- Tugas yang Dikerjakan:
- A) Kutip persis bagian artikel tentang dokumen girik, mulai dari "Tegarnews.co.id-Bekasi,14 Oktober 2025|" dan terus sampai "serta pengukuran tanah.".
- B) Tentukan apakah setiap pernyataan berikut sesuai dengan artikel tentang dokumen girik. Jawab ya atau tidak, lalu kutip kata-kata artikel yang menentukannya: (i) Girik masih diakui sebagai bukti hak milik secara yuridis. (ii) Verponding menunjukkan bahwa tanah dikenakan pajak. (iii) Dokumen girik hilang dari tiga kelurahan.
- C) Teruskan artikel tentang dokumen girik, dimulai sesudah kalimat terakhirnya.

Hilangnya Dokumen Girik, Cermin Kelalaian Negara dan Ancaman Hilangnya Hak Rakyat
- account_circle Rls/Red
- calendar_month 3 jam yang lalu
- visibility 3

Tegarnews.co.id-Bekasi,14 Oktober 2025| Girik atau Letter C merupakan dokumen penting dalam sejarah administrasi pertanahan di Indonesia sebelum berlakunya Undang-Undang Pokok Agraria (UUPA) Nomor 5 Tahun 1960. Walau tidak lagi diakui sebagai bukti hak milik secara yuridis, girik tetap memiliki nilai historis dan administratif sebagai penanda hubungan hukum antara seseorang dengan sebidang tanah. Dokumen ini juga menjadi jejak penguasaan tanah pada masa kolonial, di mana sistem Verponding dan Kadaster diberlakukan sebagai dasar pencatatan pajak serta pengukuran tanah.
Kadaster adalah sistem pendaftaran tanah formal yang memuat data kepemilikan, batas, dan ukuran tanah secara sistematis. Sementara Verponding menunjukkan bahwa tanah tersebut dikenakan pajak dan tercatat secara administratif. Setelah kemerdekaan, dokumen- dokumen tersebut kerap dijadikan dasar konversi hak tanah menuju sertifikat melalui mekanisme UUPA 1960. Dengan demikian, girik dan letter C masih berperan penting dalam pembuktian administratif dan historis hak atas tanah.
Hilangnya dokumen girik dari dua kelurahan merupakan persoalan serius yang mencerminkan kelalaian dalam tata kelola arsip negara. Dokumen girik tergolong arsip statis yang wajib disimpan karena memiliki nilai historis dan hukum. Ketidakmampuan kelurahan menemukan arsip tersebut dapat dikategorikan sebagai bentuk maladministrasi sebagaimana diatur dalam UU Nomor 37 Tahun 2008 tentang Ombudsman RI, seperti inkompetensi pelayanan publik, penyalahgunaan wewenang, atau pengabaian kewajiban hukum.

- Cuplikan Data:
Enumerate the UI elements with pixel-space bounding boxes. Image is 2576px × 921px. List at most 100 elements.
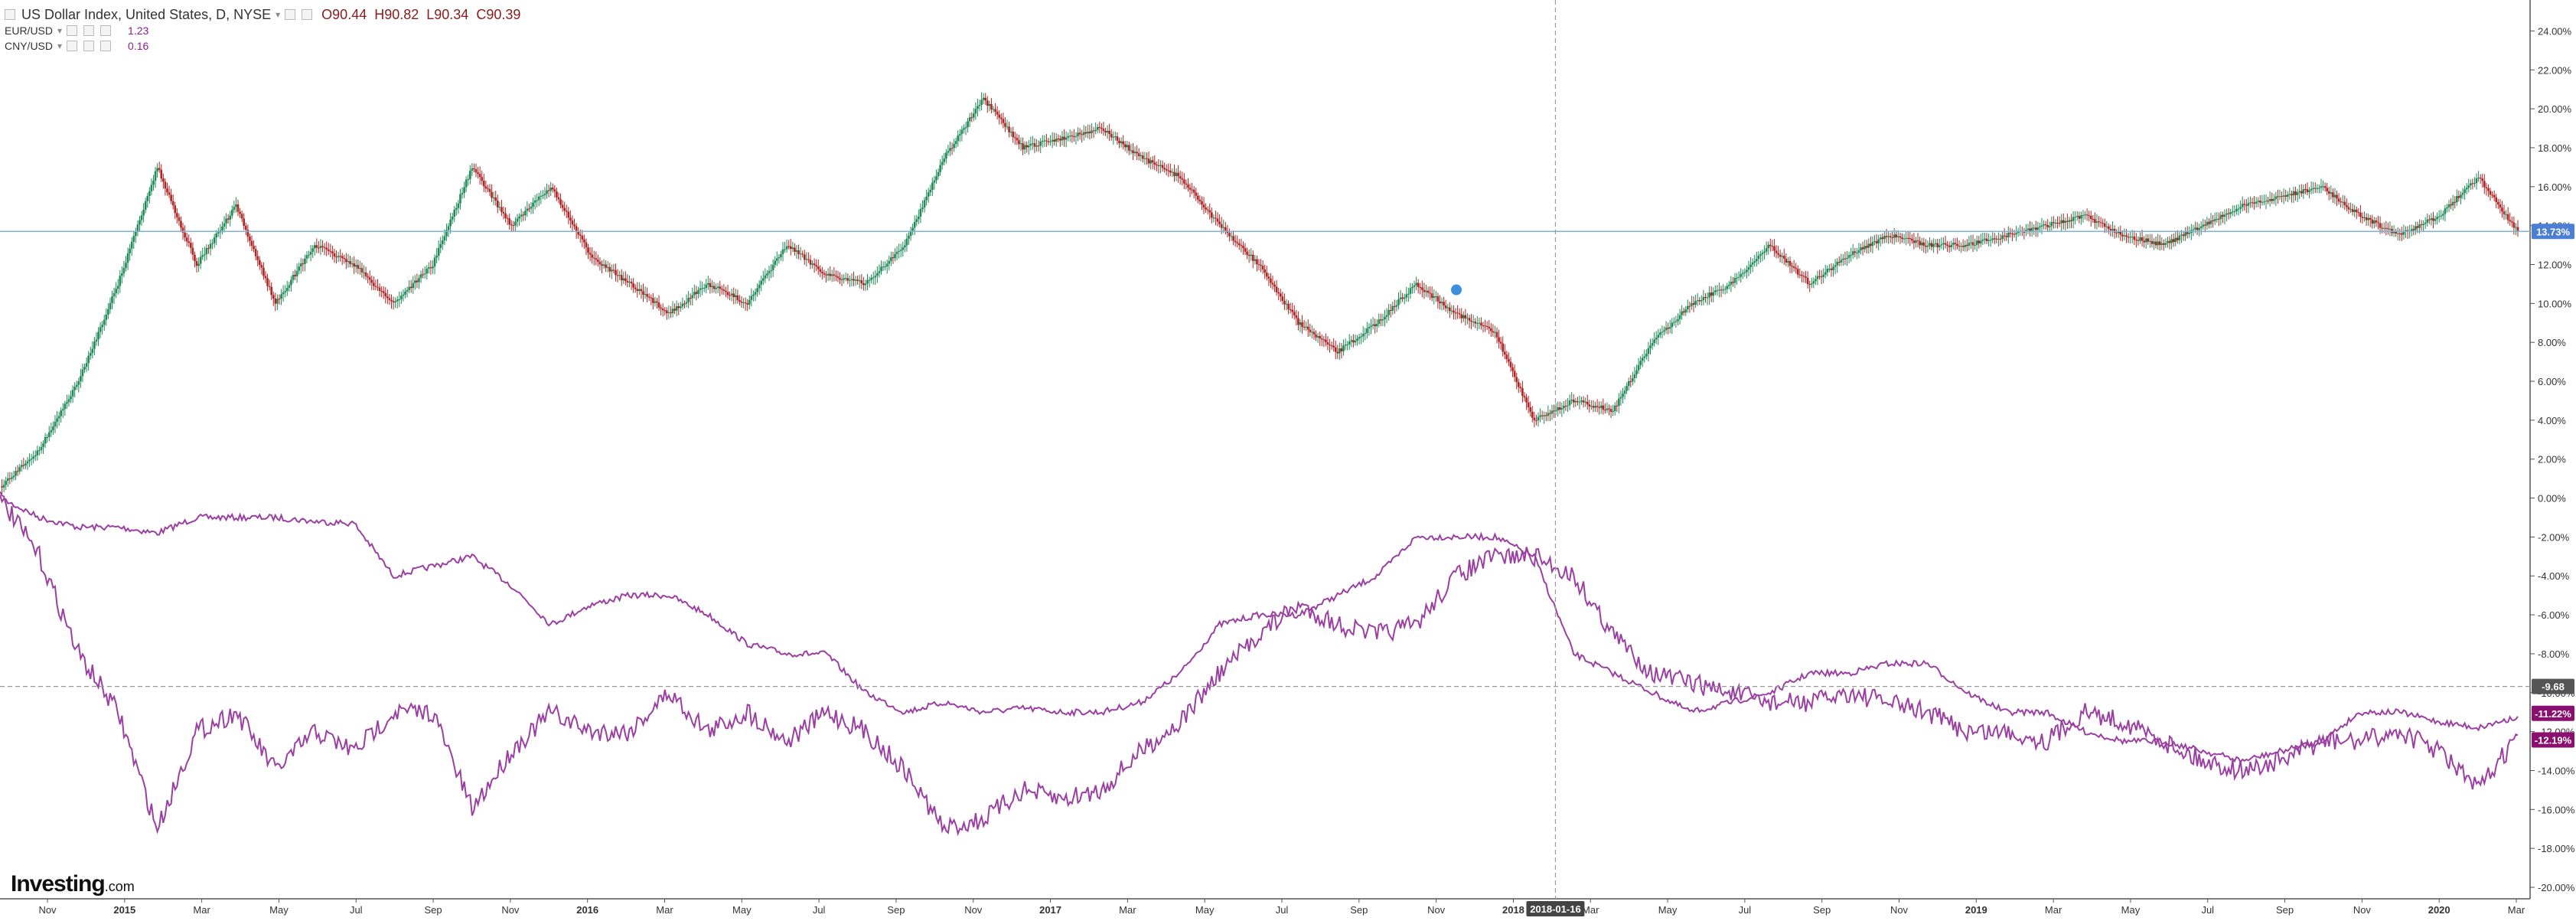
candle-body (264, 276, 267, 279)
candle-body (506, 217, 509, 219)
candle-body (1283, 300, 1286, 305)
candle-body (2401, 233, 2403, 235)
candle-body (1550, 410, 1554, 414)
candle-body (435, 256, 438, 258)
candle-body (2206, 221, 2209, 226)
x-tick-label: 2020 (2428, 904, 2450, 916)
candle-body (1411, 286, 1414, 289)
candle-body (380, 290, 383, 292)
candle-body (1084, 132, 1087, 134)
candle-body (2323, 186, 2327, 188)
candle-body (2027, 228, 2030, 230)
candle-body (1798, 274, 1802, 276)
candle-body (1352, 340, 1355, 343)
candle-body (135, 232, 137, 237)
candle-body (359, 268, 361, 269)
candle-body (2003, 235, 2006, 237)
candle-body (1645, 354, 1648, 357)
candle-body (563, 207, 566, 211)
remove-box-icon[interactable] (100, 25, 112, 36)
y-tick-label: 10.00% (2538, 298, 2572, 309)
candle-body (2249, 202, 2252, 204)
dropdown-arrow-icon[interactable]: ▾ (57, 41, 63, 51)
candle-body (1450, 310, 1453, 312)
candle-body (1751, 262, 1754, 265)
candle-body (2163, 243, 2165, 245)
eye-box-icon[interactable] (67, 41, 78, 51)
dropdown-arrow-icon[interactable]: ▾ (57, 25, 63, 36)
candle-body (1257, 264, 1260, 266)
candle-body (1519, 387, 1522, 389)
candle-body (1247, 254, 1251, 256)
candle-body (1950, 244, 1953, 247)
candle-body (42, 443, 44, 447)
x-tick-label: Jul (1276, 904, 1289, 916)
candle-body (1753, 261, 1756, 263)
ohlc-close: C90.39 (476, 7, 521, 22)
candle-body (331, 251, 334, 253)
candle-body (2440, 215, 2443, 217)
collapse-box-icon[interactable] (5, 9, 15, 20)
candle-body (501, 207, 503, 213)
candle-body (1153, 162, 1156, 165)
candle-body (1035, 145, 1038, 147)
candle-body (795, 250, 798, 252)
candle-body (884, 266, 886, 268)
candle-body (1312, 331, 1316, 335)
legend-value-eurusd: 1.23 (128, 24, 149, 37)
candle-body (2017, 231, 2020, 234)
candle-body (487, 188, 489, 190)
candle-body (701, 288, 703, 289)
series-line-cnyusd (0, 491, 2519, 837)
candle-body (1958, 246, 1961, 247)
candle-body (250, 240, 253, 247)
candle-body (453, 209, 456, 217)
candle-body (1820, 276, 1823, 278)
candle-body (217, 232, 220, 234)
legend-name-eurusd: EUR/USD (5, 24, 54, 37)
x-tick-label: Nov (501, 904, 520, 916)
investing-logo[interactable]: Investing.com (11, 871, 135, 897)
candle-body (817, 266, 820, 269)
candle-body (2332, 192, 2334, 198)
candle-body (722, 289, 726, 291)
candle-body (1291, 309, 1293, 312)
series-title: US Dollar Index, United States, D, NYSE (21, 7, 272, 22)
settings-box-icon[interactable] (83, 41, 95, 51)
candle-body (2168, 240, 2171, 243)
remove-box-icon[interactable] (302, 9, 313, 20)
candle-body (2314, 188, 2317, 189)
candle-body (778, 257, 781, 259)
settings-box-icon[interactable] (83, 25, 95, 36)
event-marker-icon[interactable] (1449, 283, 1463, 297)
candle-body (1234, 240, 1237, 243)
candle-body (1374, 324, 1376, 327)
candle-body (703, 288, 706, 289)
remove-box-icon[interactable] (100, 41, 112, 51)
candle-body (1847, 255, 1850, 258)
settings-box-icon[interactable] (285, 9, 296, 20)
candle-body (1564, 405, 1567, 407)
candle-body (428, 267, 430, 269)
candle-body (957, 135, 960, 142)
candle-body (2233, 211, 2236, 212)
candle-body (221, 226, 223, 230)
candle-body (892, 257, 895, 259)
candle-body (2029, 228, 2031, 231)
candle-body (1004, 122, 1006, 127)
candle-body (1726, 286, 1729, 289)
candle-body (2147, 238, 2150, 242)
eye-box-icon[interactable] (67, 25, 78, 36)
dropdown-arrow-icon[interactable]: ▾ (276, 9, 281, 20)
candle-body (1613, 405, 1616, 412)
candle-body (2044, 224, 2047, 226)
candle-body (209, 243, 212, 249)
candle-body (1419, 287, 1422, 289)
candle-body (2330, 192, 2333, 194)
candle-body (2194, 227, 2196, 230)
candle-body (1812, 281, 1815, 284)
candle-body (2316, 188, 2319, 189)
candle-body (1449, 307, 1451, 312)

- Jawaban Tiap Tugas:
- A)
Tegarnews.co.id-Bekasi,14 Oktober 2025| Girik atau Letter C merupakan dokumen penting dalam sejarah administrasi pertanahan di Indonesia sebelum berlakunya Undang-Undang Pokok Agraria (UUPA) Nomor 5 Tahun 1960. Walau tidak lagi diakui sebagai bukti hak milik secara yuridis, girik tetap memiliki nilai historis dan administratif sebagai penanda hubungan hukum antara seseorang dengan sebidang tanah. Dokumen ini juga menjadi jejak penguasaan tanah pada masa kolonial, di mana sistem Verponding dan Kadaster diberlakukan sebagai dasar pencatatan pajak serta pengukuran tanah.

- B)
(i) Tidak: "Walau tidak lagi diakui sebagai bukti hak milik secara yuridis"
(ii) Ya: "Sementara Verponding menunjukkan bahwa tanah tersebut dikenakan pajak dan tercatat secara administratif."
(iii) Tidak: "Hilangnya dokumen girik dari dua kelurahan"

- C)
Tindakan pejabat yang lalai menjaga arsip negara juga dapat dianggap sebagai perbuatan melawan hukum oleh penguasa atau onrechtmatige overheidsdaad. Karena itu, pertanggungjawaban tidak cukup berhenti pada teguran etik, melainkan harus disertai penegakan sanksi administratif hingga pidana. Pemerintah daerah melalui inspektorat dan dinas kearsipan perlu segera melakukan audit menyeluruh terhadap sistem pengelolaan arsip pertanahan di wilayah yang bersangkutan.
Secara hukum, Pasal 42 ayat (3) dan Pasal 83 Undang-Undang Nomor 43 Tahun 2009 menegaskan bahwa arsip negara yang tergolong arsip terjaga wajib dilindungi keutuhan, keamanan, dan keselamatannya. Pejabat yang lalai menjaga arsip dapat dipidana hingga satu tahun penjara atau denda Rp25 juta, dan bagi yang sengaja memusnahkan arsip negara di luar prosedur dapat dihukum hingga sepuluh tahun penjara dan denda Rp500 juta. Ketentuan ini diperkuat dengan UU Nomor 30 Tahun 2014 tentang Administrasi Pemerintahan yang melarang penyalahgunaan wewenang oleh pejabat publik.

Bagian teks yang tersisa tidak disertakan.